--- start Information shown ---
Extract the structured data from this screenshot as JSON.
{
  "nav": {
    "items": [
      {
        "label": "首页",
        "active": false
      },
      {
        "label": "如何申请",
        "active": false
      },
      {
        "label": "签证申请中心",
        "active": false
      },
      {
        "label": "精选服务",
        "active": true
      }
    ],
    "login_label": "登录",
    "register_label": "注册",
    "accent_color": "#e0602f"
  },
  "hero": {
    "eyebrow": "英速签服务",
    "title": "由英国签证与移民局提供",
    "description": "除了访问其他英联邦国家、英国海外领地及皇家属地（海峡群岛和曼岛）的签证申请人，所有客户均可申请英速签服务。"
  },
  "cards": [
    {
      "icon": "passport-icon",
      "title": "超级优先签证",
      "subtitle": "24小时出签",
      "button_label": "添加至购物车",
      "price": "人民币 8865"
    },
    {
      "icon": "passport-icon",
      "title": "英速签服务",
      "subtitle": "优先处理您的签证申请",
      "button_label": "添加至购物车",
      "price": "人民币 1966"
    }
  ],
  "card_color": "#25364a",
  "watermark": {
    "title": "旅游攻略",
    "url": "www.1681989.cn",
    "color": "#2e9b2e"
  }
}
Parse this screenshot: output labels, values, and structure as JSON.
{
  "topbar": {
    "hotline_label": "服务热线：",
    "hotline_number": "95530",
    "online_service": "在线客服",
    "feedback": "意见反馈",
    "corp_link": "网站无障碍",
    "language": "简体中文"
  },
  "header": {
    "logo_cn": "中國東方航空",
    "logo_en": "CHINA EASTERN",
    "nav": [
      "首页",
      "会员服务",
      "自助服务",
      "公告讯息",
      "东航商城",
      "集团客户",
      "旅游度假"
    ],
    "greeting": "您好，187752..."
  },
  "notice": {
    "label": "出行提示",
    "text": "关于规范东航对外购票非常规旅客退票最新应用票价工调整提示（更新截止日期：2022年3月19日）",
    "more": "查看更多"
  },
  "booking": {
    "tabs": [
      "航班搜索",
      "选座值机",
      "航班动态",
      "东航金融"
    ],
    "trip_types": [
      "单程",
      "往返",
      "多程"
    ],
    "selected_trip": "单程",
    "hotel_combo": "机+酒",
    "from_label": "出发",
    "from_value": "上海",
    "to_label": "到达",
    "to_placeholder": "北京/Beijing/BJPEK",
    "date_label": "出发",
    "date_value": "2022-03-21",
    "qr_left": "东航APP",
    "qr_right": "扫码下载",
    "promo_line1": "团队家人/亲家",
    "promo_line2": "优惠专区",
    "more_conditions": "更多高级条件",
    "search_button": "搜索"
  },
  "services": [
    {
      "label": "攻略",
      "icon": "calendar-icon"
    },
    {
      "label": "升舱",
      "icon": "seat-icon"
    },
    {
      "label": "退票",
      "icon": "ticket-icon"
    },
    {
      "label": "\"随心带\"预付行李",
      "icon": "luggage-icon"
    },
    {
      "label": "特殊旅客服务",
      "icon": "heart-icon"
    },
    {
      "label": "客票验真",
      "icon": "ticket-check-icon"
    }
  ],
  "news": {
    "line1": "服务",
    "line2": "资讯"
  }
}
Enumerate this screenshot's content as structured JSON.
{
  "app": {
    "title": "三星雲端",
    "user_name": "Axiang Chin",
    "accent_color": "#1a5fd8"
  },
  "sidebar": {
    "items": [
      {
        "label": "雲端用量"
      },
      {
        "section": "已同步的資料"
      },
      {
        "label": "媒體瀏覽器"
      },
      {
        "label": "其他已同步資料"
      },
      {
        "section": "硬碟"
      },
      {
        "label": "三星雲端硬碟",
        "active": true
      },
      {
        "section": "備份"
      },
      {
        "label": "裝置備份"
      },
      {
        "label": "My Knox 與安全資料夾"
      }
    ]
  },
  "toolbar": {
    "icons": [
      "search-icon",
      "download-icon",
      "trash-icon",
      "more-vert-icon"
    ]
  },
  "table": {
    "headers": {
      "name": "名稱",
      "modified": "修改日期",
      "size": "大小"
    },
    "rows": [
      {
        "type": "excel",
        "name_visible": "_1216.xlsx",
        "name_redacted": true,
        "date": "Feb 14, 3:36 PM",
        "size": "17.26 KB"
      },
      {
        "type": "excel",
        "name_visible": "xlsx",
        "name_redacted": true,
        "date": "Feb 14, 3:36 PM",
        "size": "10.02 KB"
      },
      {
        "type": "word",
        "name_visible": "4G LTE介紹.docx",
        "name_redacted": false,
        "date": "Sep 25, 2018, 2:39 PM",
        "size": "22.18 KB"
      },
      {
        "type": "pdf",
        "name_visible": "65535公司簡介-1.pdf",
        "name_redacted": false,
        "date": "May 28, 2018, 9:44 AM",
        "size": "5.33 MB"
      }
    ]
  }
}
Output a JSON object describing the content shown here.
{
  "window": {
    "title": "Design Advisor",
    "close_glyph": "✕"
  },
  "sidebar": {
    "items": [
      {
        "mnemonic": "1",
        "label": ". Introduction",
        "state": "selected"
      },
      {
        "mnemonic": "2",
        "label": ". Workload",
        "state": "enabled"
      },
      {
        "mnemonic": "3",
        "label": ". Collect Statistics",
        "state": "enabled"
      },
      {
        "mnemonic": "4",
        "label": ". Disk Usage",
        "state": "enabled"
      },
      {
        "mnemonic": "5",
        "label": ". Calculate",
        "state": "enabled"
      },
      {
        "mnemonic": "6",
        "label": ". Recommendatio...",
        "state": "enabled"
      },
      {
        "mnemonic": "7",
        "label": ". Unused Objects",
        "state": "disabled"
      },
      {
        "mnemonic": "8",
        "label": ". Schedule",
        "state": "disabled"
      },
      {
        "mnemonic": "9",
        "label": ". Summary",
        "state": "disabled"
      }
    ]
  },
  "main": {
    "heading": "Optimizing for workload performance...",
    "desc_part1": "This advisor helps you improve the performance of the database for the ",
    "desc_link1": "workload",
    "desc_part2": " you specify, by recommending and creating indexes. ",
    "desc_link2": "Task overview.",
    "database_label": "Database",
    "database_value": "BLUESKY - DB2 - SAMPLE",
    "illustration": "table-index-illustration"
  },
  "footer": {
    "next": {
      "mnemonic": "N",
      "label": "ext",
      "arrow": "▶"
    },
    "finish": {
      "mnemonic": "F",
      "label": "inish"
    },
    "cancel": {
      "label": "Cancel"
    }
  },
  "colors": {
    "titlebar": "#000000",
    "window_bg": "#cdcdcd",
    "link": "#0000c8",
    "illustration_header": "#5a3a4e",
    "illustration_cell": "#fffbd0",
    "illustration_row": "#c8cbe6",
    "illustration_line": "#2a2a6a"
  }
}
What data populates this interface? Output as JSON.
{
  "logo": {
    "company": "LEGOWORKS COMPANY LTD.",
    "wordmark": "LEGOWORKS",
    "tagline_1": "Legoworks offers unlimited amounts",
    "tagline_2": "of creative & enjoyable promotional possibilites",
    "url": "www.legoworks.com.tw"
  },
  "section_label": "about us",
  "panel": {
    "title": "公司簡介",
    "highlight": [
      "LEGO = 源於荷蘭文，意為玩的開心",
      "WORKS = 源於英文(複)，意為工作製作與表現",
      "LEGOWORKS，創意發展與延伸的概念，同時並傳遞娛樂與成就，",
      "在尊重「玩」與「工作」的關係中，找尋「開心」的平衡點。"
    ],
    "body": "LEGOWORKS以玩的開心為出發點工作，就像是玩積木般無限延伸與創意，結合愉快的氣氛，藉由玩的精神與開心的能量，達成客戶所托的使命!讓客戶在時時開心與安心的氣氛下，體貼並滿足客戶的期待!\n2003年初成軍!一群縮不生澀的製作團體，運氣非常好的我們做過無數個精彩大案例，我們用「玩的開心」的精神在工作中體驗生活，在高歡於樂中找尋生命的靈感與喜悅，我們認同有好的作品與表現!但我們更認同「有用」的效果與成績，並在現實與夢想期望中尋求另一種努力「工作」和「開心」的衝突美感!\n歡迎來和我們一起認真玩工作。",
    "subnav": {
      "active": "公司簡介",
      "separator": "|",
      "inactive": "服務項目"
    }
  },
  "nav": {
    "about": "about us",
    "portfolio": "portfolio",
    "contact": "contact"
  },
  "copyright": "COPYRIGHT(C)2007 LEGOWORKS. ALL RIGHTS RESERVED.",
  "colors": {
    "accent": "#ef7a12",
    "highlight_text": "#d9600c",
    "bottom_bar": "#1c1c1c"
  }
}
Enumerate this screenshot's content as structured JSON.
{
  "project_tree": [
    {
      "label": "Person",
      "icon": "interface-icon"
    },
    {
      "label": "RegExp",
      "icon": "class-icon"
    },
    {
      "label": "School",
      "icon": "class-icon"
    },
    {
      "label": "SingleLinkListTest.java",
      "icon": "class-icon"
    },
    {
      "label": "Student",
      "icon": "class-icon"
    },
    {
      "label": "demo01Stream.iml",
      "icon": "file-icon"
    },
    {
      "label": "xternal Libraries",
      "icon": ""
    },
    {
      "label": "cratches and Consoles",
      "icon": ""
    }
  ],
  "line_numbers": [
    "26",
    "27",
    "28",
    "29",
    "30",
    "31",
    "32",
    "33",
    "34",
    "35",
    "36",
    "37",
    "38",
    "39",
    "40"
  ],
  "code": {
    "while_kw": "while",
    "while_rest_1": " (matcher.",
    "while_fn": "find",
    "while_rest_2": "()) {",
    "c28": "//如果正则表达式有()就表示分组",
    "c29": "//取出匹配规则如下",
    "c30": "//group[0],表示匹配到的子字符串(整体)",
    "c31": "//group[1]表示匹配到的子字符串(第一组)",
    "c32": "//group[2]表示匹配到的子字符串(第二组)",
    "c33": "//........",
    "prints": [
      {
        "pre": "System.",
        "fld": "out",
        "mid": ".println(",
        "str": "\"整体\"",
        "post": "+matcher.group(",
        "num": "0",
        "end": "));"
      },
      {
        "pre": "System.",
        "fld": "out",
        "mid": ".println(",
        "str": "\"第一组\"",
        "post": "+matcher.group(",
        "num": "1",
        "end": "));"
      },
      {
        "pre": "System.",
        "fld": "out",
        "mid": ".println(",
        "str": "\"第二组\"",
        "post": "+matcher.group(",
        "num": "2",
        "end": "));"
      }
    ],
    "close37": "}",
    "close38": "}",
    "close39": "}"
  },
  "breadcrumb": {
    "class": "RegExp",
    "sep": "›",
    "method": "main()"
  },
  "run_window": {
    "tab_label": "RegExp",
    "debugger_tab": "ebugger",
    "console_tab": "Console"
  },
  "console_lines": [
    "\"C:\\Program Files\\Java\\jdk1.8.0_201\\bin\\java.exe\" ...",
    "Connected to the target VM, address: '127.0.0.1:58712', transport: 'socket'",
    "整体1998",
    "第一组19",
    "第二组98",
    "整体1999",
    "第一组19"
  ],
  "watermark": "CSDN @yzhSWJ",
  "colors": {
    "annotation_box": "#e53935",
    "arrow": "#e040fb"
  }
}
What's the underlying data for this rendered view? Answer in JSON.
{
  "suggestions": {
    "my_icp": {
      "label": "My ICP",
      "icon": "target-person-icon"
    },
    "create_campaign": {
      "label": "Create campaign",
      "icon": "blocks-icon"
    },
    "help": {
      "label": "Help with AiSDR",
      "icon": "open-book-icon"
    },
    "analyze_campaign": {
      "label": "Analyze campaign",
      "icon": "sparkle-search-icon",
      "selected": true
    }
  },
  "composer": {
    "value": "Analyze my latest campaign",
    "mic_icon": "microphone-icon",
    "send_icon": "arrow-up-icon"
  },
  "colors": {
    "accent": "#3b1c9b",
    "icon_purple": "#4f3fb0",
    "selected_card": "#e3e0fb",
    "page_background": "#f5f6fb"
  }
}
--- end Information shown ---
• [Request]:
Return, word for word, every line from the line with "What's the underlying" to the final line of the data.

• [Output for this task]:
What's the underlying data for this rendered view? Answer in JSON.
{
  "suggestions": {
    "my_icp": {
      "label": "My ICP",
      "icon": "target-person-icon"
    },
    "create_campaign": {
      "label": "Create campaign",
      "icon": "blocks-icon"
    },
    "help": {
      "label": "Help with AiSDR",
      "icon": "open-book-icon"
    },
    "analyze_campaign": {
      "label": "Analyze campaign",
      "icon": "sparkle-search-icon",
      "selected": true
    }
  },
  "composer": {
    "value": "Analyze my latest campaign",
    "mic_icon": "microphone-icon",
    "send_icon": "arrow-up-icon"
  },
  "colors": {
    "accent": "#3b1c9b",
    "icon_purple": "#4f3fb0",
    "selected_card": "#e3e0fb",
    "page_background": "#f5f6fb"
  }
}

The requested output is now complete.